● DIRECTIONS
Leaving out the pictures, transcribe all of the records faithfully.

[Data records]
----------

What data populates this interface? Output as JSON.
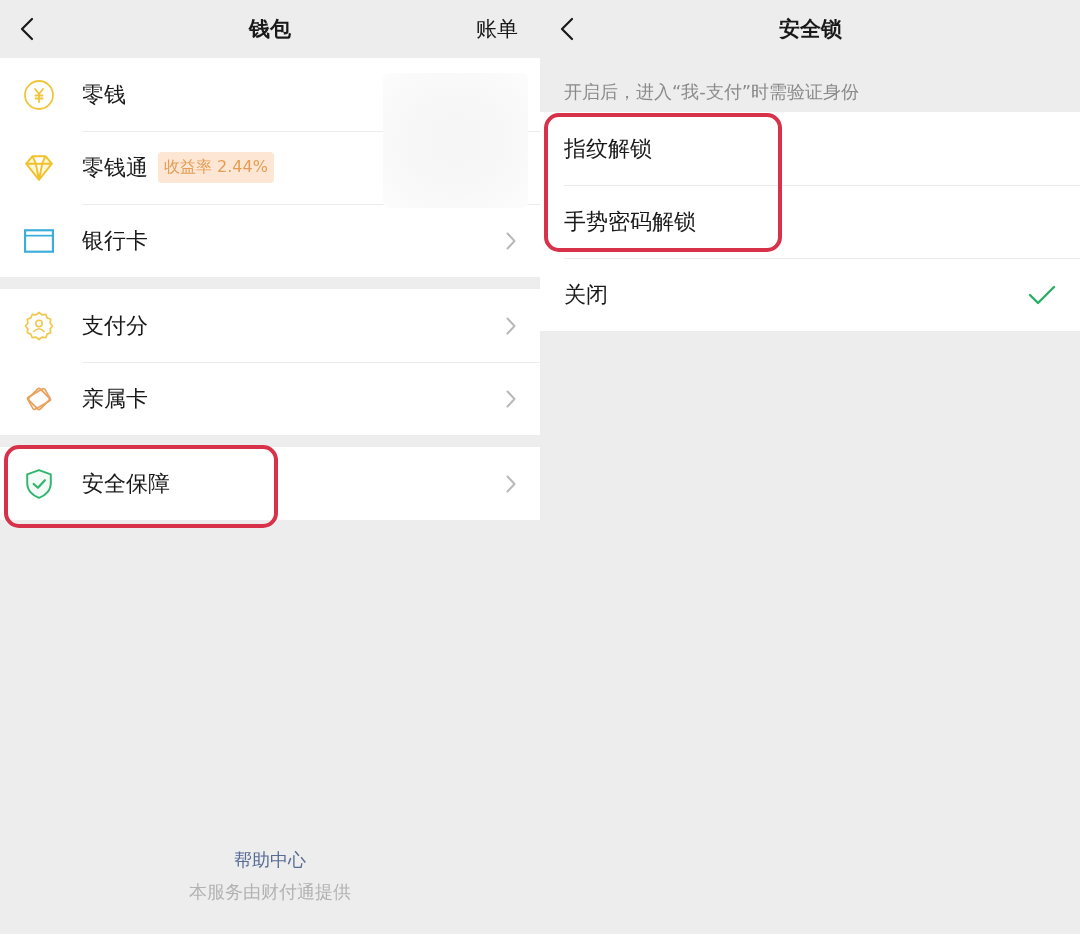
{
  "wallet": {
    "title": "钱包",
    "action": "账单",
    "groups": [
      {
        "blurred": true,
        "items": [
          {
            "label": "零钱",
            "chevron": false,
            "highlighted": false
          },
          {
            "label": "零钱通",
            "badge": "收益率 2.44%",
            "chevron": false,
            "highlighted": false
          },
          {
            "label": "银行卡",
            "chevron": true,
            "highlighted": false
          }
        ]
      },
      {
        "blurred": false,
        "items": [
          {
            "label": "支付分",
            "chevron": true,
            "highlighted": false
          },
          {
            "label": "亲属卡",
            "chevron": true,
            "highlighted": false
          }
        ]
      },
      {
        "blurred": false,
        "items": [
          {
            "label": "安全保障",
            "chevron": true,
            "highlighted": true
          }
        ]
      }
    ],
    "help_link": "帮助中心",
    "provider_note": "本服务由财付通提供"
  },
  "security_lock": {
    "title": "安全锁",
    "description": "开启后，进入“我-支付”时需验证身份",
    "options": [
      {
        "label": "指纹解锁",
        "selected": false,
        "highlighted": true
      },
      {
        "label": "手势密码解锁",
        "selected": false,
        "highlighted": true
      },
      {
        "label": "关闭",
        "selected": true,
        "highlighted": false
      }
    ]
  }
}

----------

● SOLUTION TO THIS TASK
What data populates this interface? Output as JSON.
{
  "wallet": {
    "title": "钱包",
    "action": "账单",
    "groups": [
      {
        "blurred": true,
        "items": [
          {
            "label": "零钱",
            "chevron": false,
            "highlighted": false
          },
          {
            "label": "零钱通",
            "badge": "收益率 2.44%",
            "chevron": false,
            "highlighted": false
          },
          {
            "label": "银行卡",
            "chevron": true,
            "highlighted": false
          }
        ]
      },
      {
        "blurred": false,
        "items": [
          {
            "label": "支付分",
            "chevron": true,
            "highlighted": false
          },
          {
            "label": "亲属卡",
            "chevron": true,
            "highlighted": false
          }
        ]
      },
      {
        "blurred": false,
        "items": [
          {
            "label": "安全保障",
            "chevron": true,
            "highlighted": true
          }
        ]
      }
    ],
    "help_link": "帮助中心",
    "provider_note": "本服务由财付通提供"
  },
  "security_lock": {
    "title": "安全锁",
    "description": "开启后，进入“我-支付”时需验证身份",
    "options": [
      {
        "label": "指纹解锁",
        "selected": false,
        "highlighted": true
      },
      {
        "label": "手势密码解锁",
        "selected": false,
        "highlighted": true
      },
      {
        "label": "关闭",
        "selected": true,
        "highlighted": false
      }
    ]
  }
}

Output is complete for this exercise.